**Aim of the exercise**: Write out, word for word, every line from the one containing "What data was" through the last line of the records below, both ends included.

**The records**:
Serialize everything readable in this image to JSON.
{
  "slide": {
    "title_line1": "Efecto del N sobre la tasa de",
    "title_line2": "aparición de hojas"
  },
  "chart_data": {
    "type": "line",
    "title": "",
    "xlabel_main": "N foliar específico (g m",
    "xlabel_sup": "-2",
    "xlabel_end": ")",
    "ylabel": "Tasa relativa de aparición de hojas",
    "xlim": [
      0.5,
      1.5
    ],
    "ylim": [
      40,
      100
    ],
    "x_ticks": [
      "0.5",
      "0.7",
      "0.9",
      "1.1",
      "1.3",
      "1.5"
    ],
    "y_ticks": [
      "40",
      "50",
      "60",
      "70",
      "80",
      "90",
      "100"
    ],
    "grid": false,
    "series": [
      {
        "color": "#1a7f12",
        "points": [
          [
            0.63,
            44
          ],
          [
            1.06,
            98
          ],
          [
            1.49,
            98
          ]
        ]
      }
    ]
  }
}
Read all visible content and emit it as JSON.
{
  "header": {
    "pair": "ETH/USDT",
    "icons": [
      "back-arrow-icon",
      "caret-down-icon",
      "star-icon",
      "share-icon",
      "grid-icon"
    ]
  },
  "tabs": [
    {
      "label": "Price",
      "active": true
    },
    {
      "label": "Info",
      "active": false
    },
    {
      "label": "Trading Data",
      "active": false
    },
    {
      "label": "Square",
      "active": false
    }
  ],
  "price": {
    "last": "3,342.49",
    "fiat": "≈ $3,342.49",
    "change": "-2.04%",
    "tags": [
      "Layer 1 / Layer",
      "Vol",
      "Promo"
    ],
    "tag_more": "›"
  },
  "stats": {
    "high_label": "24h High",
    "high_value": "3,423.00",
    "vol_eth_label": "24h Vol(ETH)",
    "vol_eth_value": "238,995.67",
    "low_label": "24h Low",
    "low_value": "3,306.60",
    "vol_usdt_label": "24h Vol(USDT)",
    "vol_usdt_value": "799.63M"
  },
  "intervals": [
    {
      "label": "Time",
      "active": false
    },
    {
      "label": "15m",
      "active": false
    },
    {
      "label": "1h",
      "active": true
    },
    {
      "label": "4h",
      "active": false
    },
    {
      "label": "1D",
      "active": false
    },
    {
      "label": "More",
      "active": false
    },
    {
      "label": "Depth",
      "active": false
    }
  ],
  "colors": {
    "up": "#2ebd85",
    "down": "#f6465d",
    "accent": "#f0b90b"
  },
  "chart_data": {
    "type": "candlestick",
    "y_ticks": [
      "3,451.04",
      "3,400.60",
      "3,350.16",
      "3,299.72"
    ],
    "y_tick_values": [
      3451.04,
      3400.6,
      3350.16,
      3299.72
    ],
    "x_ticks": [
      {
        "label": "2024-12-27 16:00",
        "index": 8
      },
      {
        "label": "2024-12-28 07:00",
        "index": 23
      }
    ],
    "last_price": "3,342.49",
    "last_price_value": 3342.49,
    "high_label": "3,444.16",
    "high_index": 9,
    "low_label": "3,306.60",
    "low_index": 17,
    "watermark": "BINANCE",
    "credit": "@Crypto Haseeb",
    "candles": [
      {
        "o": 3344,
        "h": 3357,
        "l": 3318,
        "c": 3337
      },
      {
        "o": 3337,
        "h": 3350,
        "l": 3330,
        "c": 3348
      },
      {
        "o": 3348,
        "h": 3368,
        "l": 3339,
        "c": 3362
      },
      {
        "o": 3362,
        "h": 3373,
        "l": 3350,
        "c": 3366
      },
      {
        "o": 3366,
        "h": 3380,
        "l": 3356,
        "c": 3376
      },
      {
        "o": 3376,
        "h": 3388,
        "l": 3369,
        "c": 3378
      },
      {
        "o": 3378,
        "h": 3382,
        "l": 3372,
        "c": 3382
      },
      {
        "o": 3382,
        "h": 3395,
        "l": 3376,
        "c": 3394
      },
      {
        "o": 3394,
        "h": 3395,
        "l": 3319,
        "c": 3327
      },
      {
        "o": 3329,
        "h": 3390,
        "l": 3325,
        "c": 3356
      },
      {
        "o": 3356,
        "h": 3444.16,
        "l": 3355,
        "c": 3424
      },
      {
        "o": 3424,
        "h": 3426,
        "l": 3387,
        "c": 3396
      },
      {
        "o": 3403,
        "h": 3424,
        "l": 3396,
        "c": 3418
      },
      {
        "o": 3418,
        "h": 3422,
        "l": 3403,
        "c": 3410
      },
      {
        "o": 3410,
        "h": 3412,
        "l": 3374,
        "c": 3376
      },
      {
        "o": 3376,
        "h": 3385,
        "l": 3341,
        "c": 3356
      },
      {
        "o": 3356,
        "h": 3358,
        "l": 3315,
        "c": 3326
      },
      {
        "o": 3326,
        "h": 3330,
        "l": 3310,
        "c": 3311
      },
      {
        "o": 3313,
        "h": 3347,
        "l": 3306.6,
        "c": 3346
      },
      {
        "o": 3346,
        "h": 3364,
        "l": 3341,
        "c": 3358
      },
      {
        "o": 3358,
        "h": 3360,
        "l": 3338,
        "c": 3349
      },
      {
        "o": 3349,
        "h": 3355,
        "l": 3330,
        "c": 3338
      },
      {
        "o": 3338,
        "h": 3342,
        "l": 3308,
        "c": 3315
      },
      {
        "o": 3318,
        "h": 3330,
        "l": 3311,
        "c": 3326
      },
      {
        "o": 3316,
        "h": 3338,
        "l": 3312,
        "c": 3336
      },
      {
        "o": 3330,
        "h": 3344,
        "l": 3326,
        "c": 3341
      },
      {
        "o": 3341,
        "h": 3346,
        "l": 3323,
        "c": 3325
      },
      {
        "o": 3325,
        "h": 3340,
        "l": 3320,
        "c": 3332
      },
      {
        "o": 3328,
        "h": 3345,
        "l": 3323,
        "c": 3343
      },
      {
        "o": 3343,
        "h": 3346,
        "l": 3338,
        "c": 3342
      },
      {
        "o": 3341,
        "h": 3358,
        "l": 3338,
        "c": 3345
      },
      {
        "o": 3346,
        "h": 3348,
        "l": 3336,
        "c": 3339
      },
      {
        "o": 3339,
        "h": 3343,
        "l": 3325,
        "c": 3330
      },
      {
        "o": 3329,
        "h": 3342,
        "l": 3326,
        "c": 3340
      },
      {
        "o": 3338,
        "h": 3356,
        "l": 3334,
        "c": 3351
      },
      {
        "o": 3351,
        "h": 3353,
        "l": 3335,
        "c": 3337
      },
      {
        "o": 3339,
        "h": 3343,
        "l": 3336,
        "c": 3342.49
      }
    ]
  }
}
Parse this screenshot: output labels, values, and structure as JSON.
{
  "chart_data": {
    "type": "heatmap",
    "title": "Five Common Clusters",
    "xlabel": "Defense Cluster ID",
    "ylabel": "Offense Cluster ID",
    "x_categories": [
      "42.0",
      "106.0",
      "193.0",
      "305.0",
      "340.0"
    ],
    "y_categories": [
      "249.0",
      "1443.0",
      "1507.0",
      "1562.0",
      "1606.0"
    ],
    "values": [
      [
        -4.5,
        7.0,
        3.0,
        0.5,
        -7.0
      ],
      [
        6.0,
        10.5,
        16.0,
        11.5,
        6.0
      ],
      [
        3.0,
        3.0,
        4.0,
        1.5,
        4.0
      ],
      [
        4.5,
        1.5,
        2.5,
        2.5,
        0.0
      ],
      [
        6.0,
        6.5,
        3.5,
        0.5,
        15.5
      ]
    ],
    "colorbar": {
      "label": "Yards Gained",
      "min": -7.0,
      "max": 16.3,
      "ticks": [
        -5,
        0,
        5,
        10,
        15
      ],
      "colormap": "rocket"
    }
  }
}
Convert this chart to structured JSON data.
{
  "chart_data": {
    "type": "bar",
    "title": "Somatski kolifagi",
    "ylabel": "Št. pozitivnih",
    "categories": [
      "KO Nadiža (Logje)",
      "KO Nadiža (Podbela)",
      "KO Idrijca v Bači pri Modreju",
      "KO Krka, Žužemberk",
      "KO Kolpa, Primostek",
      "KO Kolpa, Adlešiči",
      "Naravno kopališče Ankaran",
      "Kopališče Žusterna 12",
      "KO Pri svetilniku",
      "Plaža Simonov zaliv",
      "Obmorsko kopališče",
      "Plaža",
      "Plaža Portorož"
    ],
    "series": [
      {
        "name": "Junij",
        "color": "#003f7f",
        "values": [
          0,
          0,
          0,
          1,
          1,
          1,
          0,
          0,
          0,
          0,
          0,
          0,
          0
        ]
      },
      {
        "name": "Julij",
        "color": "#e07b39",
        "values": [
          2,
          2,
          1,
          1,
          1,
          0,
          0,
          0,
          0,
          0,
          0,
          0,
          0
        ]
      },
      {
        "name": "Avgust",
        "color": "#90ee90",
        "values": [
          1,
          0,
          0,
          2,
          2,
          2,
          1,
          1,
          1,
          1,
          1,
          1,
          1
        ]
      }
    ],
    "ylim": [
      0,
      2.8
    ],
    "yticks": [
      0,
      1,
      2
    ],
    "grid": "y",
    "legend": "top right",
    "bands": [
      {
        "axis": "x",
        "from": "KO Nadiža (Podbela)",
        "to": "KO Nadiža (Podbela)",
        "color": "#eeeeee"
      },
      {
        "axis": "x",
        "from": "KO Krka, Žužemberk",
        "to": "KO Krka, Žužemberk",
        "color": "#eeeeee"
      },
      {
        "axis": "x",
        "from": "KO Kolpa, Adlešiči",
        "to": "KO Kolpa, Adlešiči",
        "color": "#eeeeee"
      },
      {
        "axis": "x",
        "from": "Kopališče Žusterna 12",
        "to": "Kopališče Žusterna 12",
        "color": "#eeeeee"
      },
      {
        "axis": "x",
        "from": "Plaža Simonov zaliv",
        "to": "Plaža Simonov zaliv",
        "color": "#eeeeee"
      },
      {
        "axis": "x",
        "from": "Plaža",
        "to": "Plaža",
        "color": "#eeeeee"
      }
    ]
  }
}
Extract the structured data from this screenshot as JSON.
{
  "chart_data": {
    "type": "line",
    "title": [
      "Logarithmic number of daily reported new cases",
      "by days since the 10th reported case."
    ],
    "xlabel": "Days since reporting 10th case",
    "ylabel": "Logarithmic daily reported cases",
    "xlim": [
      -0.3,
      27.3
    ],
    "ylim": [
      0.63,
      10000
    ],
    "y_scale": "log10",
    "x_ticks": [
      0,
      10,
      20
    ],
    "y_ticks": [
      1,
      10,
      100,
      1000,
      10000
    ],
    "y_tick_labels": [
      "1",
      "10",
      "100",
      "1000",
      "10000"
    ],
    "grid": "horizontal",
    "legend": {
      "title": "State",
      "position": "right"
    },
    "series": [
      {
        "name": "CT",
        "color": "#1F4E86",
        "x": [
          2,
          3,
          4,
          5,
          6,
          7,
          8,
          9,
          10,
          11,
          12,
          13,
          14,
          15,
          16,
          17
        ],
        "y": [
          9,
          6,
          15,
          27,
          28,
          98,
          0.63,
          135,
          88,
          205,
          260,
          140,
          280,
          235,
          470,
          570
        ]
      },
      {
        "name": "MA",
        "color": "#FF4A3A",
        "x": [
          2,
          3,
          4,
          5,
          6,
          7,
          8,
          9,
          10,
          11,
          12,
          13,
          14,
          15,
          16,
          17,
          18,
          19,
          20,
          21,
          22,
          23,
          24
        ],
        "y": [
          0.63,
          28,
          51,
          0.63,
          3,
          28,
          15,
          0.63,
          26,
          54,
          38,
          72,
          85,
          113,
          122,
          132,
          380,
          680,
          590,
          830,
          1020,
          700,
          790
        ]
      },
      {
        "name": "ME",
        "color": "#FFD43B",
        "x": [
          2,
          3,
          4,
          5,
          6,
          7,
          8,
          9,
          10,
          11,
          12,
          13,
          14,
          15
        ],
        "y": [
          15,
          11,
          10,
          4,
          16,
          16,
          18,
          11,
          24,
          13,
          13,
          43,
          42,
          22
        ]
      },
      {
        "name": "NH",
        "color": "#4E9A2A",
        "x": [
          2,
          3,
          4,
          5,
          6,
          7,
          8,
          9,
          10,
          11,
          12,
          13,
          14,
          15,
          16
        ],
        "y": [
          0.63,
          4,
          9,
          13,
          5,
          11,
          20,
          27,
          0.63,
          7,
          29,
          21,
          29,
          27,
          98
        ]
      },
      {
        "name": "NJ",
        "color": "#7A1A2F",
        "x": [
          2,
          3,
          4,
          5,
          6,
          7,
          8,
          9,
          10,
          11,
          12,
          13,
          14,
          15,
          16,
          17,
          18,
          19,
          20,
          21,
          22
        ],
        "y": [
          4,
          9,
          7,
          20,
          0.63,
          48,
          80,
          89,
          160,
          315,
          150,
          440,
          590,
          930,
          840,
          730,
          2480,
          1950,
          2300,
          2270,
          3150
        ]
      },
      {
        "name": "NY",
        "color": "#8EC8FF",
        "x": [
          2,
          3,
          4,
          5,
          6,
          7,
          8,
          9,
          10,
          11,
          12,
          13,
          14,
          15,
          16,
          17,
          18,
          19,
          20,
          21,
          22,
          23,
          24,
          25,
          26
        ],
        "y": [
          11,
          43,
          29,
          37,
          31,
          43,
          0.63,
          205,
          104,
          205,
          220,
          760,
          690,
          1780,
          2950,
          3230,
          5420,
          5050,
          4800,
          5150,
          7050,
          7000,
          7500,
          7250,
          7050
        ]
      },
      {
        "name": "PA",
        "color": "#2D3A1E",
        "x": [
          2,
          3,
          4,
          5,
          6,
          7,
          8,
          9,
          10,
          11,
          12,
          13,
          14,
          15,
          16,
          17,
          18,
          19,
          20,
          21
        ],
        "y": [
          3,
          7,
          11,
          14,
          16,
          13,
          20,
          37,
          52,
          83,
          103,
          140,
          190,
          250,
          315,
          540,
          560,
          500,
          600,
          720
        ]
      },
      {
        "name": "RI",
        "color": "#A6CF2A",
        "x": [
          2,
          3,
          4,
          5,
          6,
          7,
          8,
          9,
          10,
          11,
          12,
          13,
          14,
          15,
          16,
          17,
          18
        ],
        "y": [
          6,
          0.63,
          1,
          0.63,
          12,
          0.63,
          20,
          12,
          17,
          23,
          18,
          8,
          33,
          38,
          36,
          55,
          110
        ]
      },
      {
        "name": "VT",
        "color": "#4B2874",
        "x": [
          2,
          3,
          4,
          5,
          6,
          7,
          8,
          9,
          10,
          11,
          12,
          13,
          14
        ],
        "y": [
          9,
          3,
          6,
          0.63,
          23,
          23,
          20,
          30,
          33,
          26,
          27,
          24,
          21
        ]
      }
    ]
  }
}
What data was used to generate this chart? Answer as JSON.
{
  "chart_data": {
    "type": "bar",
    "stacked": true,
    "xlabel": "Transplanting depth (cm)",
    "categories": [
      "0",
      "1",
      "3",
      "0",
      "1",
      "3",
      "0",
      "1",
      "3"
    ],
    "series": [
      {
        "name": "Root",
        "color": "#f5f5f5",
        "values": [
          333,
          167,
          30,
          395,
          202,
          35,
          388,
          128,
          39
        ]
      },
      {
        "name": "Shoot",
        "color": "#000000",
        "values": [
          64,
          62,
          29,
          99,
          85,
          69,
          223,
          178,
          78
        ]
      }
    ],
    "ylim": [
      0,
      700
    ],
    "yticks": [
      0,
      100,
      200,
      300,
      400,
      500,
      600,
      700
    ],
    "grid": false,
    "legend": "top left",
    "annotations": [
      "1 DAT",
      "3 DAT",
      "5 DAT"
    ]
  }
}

**Answer for the task**:
What data was used to generate this chart? Answer as JSON.
{
  "chart_data": {
    "type": "bar",
    "stacked": true,
    "xlabel": "Transplanting depth (cm)",
    "categories": [
      "0",
      "1",
      "3",
      "0",
      "1",
      "3",
      "0",
      "1",
      "3"
    ],
    "series": [
      {
        "name": "Root",
        "color": "#f5f5f5",
        "values": [
          333,
          167,
          30,
          395,
          202,
          35,
          388,
          128,
          39
        ]
      },
      {
        "name": "Shoot",
        "color": "#000000",
        "values": [
          64,
          62,
          29,
          99,
          85,
          69,
          223,
          178,
          78
        ]
      }
    ],
    "ylim": [
      0,
      700
    ],
    "yticks": [
      0,
      100,
      200,
      300,
      400,
      500,
      600,
      700
    ],
    "grid": false,
    "legend": "top left",
    "annotations": [
      "1 DAT",
      "3 DAT",
      "5 DAT"
    ]
  }
}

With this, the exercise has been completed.